- **Problem requirements**
Determine how many lines contain the string "Temperature", then reply with that figure only.

- **Data in this exercise**
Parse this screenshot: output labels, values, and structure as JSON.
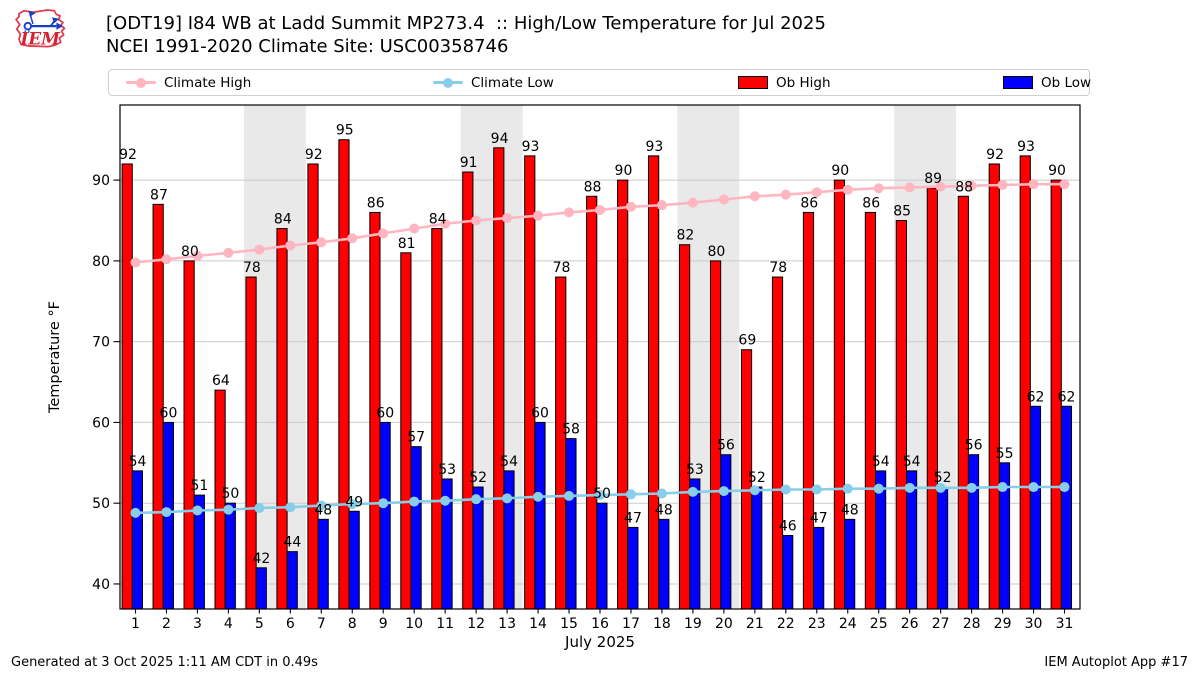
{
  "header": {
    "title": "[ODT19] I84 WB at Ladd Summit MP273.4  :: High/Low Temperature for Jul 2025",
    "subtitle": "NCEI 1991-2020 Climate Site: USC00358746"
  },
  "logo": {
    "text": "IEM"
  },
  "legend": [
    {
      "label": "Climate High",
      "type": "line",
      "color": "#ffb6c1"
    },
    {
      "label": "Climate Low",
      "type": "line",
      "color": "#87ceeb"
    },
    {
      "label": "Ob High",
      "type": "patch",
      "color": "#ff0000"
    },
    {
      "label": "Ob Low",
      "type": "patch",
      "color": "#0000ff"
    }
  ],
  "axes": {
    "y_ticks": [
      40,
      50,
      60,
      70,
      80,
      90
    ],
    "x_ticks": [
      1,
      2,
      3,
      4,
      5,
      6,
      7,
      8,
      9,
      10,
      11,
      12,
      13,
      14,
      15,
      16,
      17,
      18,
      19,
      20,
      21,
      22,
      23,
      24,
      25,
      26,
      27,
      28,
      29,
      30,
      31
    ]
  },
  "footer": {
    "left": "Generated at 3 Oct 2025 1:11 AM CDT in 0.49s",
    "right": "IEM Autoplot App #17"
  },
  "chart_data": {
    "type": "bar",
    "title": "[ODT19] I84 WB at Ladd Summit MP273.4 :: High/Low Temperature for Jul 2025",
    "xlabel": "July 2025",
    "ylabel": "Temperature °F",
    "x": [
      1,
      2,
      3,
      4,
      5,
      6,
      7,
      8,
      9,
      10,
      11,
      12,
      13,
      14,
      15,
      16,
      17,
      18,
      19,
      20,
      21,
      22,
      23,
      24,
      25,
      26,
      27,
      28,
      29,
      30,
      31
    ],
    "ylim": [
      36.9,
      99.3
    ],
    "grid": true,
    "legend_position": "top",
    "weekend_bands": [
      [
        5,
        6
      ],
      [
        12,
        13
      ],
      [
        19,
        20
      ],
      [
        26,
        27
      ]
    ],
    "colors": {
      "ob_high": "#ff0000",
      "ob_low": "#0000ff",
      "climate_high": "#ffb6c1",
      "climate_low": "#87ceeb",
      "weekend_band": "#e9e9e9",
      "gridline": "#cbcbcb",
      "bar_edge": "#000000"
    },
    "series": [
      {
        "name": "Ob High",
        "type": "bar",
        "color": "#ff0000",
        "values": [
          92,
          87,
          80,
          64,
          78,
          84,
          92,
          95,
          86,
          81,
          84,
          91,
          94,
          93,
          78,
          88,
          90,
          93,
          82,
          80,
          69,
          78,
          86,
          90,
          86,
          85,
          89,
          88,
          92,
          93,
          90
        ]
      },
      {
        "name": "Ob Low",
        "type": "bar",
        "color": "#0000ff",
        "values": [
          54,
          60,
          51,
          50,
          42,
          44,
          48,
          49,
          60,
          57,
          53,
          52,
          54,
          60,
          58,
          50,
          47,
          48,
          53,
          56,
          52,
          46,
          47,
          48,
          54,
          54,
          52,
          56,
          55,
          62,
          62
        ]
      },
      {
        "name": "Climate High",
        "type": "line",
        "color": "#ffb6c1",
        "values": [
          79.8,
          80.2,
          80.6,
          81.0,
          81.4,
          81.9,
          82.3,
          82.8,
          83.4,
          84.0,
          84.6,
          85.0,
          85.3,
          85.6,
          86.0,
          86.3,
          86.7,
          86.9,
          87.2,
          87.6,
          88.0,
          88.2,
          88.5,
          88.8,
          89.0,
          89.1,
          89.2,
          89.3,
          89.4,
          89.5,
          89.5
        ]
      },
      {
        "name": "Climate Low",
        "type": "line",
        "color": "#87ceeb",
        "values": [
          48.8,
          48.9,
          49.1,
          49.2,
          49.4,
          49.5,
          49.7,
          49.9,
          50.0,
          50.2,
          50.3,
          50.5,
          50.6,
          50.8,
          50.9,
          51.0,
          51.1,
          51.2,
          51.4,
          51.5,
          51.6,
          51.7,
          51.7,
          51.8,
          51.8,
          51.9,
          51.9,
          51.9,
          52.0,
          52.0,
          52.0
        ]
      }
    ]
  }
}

==

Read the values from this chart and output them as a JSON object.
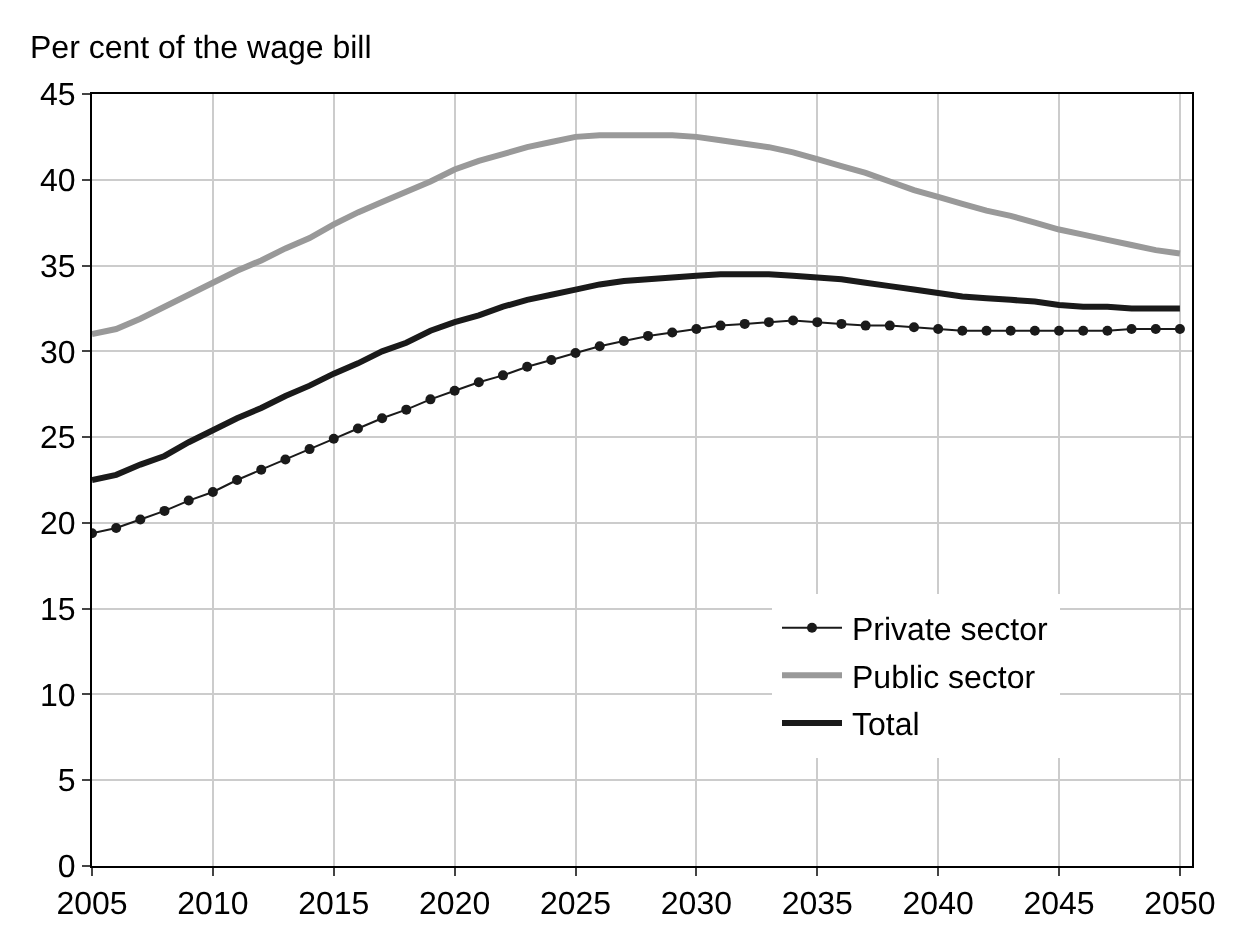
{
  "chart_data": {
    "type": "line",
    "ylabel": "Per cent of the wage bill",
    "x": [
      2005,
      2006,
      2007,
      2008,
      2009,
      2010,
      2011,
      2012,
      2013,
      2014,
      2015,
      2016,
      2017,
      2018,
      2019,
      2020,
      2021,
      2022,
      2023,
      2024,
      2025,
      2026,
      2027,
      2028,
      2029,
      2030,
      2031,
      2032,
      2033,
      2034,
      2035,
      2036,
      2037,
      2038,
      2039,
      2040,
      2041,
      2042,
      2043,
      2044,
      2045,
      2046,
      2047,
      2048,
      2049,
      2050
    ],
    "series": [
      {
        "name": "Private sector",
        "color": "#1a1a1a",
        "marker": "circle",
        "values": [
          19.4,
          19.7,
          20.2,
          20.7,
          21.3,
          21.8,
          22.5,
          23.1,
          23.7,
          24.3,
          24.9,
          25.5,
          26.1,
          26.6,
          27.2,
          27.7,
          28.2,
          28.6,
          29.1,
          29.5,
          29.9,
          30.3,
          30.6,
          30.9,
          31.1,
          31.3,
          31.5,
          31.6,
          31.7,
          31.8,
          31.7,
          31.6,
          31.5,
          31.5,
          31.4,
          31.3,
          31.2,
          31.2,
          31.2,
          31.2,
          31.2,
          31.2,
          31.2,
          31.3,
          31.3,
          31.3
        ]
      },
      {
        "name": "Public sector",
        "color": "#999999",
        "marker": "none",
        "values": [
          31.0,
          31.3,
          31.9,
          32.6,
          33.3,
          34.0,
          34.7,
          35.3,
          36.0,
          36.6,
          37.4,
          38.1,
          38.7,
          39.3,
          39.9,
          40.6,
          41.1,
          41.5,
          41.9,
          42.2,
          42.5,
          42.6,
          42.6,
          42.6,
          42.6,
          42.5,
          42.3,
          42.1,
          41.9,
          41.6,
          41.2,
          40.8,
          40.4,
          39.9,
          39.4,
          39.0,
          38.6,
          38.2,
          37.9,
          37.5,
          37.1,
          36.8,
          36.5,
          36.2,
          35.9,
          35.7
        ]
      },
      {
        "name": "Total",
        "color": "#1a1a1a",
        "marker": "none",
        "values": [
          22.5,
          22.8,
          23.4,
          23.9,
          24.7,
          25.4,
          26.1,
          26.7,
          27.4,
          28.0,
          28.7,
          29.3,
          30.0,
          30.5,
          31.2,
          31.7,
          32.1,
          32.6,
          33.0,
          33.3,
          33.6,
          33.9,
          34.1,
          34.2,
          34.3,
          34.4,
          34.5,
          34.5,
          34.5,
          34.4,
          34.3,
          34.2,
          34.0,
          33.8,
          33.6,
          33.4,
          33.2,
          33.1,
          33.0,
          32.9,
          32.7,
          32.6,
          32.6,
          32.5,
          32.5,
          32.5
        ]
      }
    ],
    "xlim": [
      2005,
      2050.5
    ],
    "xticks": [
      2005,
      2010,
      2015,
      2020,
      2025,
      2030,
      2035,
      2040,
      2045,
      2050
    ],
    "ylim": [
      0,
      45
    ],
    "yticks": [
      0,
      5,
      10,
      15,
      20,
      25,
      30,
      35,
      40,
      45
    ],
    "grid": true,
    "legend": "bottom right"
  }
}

- **Output**
3